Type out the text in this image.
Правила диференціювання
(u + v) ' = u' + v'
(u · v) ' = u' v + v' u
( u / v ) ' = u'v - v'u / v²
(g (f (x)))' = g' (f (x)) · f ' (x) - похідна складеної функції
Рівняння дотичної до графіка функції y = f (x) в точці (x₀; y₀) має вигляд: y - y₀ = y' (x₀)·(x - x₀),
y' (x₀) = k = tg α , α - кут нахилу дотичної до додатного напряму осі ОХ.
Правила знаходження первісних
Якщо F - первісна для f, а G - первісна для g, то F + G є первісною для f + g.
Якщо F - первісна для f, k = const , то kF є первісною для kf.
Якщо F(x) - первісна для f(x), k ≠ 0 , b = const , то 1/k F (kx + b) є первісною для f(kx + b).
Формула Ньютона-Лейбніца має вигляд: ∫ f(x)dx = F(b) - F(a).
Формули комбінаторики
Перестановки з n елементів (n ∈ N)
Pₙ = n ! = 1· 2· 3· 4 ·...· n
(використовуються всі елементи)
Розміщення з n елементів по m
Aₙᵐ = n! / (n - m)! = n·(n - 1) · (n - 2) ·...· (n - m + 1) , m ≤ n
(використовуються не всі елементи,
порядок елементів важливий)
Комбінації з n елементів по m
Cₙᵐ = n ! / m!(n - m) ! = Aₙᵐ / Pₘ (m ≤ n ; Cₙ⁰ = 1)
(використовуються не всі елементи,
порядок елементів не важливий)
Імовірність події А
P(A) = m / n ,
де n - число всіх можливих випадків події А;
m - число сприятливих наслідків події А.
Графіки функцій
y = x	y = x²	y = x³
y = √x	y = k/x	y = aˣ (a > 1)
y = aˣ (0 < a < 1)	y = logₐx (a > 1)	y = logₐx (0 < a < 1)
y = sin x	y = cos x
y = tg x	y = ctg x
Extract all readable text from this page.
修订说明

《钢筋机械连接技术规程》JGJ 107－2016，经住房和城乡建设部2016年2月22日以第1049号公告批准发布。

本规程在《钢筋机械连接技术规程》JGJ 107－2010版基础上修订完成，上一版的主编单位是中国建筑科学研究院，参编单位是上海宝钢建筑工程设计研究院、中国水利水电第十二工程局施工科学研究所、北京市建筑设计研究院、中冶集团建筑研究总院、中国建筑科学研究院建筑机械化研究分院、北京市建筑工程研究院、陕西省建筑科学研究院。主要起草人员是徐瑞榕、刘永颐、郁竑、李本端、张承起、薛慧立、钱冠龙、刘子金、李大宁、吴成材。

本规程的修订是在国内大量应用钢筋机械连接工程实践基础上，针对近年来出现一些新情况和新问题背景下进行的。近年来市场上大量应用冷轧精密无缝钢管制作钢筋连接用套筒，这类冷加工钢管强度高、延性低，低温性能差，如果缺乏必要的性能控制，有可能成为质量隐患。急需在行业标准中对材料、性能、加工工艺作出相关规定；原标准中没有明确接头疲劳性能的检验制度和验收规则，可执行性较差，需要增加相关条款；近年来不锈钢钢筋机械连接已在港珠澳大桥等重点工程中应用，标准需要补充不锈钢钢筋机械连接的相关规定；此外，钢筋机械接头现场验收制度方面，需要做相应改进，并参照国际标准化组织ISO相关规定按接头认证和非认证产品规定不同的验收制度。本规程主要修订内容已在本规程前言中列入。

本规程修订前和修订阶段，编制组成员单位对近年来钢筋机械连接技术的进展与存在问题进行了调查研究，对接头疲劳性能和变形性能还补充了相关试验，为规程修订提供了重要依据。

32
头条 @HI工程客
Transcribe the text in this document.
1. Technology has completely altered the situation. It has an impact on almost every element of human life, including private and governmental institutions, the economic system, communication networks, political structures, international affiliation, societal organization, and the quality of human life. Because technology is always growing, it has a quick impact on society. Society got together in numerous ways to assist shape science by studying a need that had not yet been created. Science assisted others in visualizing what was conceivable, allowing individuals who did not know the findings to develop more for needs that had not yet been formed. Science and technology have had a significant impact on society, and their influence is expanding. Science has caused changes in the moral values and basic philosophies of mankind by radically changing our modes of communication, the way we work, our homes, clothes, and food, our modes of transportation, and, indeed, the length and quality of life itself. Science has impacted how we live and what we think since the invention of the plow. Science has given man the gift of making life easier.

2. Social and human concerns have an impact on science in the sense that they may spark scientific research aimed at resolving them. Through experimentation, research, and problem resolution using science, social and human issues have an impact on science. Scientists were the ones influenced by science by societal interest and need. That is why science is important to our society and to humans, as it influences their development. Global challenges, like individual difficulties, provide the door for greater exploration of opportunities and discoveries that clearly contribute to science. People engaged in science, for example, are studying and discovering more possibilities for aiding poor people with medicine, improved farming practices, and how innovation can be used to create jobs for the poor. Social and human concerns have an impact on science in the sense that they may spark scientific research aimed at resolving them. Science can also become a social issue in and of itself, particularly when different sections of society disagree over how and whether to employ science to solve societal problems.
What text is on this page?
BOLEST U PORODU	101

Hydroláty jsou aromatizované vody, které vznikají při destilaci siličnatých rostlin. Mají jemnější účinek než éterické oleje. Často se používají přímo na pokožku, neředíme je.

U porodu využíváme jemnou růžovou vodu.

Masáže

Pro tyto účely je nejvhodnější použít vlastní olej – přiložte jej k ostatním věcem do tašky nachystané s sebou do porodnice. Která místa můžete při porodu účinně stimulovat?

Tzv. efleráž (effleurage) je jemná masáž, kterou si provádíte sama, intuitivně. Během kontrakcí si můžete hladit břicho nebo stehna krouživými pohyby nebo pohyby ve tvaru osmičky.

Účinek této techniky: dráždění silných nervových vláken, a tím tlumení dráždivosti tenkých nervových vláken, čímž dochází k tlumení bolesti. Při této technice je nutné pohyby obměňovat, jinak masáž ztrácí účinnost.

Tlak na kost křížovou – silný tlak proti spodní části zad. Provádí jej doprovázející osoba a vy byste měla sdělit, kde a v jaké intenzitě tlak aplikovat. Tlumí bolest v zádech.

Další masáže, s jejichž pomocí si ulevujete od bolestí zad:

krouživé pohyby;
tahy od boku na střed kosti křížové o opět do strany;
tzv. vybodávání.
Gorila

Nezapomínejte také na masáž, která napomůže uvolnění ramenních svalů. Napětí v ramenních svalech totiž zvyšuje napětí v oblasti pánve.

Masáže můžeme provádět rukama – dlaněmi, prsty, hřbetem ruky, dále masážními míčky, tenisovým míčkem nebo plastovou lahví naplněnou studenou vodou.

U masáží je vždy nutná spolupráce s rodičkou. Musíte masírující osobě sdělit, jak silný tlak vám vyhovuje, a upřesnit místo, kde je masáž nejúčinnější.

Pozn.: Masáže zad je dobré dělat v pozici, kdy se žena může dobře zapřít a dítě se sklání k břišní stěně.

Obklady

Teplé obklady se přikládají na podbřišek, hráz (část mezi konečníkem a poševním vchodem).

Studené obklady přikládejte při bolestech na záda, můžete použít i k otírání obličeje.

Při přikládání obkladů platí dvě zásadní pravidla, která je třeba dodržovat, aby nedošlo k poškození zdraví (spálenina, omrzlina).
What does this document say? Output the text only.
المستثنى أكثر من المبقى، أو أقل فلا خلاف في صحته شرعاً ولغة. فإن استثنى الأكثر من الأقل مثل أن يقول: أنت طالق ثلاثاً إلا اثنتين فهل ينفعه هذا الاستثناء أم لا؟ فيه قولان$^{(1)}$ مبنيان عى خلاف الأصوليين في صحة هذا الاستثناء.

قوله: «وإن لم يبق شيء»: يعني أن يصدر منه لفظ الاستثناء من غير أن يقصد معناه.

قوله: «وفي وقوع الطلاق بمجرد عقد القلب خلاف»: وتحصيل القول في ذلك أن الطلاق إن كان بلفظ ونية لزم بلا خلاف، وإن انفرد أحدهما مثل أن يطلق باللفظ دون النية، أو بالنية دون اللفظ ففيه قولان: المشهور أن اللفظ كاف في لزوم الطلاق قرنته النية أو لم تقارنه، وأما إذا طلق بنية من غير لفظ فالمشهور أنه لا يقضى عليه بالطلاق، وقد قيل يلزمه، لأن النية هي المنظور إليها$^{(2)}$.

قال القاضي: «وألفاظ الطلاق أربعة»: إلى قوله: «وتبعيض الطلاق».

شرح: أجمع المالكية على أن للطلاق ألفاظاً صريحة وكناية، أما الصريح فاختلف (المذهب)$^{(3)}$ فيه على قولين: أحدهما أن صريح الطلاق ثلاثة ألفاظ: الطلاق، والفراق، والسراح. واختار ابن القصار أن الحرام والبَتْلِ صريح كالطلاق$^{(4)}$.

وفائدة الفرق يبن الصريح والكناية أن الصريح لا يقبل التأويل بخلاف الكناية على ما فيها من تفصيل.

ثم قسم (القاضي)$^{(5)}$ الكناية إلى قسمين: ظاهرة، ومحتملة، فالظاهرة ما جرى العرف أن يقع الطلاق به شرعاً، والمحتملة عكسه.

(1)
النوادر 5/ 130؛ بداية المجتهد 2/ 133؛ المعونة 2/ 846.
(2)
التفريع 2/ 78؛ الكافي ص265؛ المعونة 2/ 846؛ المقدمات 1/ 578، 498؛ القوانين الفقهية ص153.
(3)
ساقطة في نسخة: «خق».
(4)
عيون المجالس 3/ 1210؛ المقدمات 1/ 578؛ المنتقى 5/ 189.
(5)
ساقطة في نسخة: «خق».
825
■ ■ ■ ■ ■ ■ ■
Task> Pick out and copy the lines of the entries that hold the string "const".

Result>
Якщо F - первісна для f, k = const , то kF є первісною для kf.
Якщо F(x) - первісна для f(x), k ≠ 0 , b = const , то 1/k F (kx + b) є первісною для f(kx + b).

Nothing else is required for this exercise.